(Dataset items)
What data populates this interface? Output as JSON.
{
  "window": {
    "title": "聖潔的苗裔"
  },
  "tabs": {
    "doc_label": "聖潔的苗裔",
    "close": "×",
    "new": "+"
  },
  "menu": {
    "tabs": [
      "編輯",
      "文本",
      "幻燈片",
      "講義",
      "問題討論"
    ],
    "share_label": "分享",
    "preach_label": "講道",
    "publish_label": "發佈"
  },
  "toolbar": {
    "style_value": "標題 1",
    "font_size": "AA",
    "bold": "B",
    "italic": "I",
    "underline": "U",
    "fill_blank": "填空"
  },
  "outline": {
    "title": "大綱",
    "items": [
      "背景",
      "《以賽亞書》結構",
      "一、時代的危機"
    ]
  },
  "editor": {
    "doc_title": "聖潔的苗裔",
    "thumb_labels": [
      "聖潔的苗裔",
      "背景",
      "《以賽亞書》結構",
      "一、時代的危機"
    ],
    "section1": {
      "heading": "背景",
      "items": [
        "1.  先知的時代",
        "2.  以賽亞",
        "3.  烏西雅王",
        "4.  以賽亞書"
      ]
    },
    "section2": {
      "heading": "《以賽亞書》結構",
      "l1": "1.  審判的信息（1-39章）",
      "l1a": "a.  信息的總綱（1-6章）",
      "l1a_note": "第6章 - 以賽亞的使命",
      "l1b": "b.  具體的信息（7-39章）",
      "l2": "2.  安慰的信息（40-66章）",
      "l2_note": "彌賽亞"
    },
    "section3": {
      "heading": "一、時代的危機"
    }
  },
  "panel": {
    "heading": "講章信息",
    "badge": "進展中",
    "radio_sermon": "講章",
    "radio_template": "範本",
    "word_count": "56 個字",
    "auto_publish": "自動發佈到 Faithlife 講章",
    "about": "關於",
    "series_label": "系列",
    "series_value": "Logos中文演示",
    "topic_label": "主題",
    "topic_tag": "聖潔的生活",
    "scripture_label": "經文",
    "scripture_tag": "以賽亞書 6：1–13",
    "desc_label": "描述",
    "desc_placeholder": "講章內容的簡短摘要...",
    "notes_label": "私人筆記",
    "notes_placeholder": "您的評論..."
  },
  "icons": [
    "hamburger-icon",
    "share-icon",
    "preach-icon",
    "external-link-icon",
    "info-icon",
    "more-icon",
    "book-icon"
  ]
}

## Written instruction
Go through the records and copy each line with "heading" in it.

## Written solution
      "heading": "背景",
      "heading": "《以賽亞書》結構",
      "heading": "一、時代的危機"
    "heading": "講章信息",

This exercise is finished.